▶ What the task requires: Pull out every line of the records below that contains the string "plot". Only matches with the same capitalization count.

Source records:
start

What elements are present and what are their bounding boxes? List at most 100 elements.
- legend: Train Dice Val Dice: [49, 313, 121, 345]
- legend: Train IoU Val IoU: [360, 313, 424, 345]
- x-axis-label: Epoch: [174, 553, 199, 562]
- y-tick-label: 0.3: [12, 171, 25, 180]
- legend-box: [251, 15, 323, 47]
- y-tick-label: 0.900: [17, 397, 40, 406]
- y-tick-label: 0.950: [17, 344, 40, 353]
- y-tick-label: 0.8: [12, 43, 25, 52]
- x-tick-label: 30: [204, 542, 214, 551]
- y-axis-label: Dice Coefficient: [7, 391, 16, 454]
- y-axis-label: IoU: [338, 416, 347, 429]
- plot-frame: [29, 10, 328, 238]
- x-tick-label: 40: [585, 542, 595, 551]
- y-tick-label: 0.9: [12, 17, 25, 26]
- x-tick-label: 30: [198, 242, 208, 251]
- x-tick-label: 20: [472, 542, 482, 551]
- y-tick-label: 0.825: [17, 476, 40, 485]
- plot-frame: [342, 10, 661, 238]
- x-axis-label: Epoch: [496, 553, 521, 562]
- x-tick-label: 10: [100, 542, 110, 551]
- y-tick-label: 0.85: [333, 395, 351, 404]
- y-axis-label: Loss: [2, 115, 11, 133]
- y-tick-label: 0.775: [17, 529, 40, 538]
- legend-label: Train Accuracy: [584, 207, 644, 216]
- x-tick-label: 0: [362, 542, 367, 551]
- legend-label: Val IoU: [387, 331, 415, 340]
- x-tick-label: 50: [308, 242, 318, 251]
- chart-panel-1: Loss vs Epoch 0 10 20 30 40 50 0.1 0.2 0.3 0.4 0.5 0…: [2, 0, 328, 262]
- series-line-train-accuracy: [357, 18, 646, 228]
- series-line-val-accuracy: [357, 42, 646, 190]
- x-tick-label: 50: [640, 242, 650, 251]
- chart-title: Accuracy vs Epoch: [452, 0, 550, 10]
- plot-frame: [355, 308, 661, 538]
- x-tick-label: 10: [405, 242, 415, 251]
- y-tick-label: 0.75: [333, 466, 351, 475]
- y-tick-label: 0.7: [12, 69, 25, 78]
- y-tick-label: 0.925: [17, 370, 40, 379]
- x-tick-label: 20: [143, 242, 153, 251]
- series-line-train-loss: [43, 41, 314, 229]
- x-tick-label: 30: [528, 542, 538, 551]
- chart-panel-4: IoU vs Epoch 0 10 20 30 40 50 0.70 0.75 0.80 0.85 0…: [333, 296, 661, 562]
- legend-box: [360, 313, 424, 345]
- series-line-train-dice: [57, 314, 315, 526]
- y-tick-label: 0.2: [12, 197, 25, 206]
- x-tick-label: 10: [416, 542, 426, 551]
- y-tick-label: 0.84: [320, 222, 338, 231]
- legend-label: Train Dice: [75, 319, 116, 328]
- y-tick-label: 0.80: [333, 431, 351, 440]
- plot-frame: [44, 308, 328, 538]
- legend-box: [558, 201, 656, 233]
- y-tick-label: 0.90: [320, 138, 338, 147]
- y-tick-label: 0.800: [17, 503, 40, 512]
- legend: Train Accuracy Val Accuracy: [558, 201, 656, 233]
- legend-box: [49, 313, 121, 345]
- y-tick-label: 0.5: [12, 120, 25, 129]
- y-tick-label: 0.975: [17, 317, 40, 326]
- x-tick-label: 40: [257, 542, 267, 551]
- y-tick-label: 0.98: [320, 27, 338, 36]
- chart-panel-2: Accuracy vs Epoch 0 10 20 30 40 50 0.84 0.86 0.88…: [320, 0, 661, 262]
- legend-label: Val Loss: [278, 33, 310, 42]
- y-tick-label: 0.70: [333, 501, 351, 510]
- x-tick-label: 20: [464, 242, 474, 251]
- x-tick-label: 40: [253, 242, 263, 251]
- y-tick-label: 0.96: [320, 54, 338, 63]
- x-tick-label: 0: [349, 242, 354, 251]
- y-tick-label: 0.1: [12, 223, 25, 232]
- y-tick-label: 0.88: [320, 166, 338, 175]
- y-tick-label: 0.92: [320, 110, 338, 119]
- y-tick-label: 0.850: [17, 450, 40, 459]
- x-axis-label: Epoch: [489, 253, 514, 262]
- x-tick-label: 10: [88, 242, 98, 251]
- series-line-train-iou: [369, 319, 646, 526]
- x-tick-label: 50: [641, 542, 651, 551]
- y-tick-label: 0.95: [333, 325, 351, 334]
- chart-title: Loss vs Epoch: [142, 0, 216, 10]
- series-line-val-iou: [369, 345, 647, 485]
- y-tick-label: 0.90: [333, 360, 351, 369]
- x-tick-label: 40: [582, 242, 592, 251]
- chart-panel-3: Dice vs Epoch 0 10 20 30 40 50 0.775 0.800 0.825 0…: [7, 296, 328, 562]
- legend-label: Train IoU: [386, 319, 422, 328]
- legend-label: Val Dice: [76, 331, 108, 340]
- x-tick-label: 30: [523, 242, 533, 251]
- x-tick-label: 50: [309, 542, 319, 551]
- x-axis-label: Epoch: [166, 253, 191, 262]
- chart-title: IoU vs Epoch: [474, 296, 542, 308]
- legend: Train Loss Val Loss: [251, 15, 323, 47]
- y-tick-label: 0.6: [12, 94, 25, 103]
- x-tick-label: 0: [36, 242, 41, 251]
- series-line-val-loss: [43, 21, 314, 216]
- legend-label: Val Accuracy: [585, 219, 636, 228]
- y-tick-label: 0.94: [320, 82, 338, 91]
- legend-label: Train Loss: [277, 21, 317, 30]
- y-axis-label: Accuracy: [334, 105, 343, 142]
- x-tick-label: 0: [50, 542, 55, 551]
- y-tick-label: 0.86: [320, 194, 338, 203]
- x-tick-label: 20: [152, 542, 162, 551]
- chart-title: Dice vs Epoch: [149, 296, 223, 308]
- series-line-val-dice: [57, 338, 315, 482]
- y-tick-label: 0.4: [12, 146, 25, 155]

end

▶ Final result:
- plot-frame: [29, 10, 328, 238]
- plot-frame: [342, 10, 661, 238]
- plot-frame: [355, 308, 661, 538]
- plot-frame: [44, 308, 328, 538]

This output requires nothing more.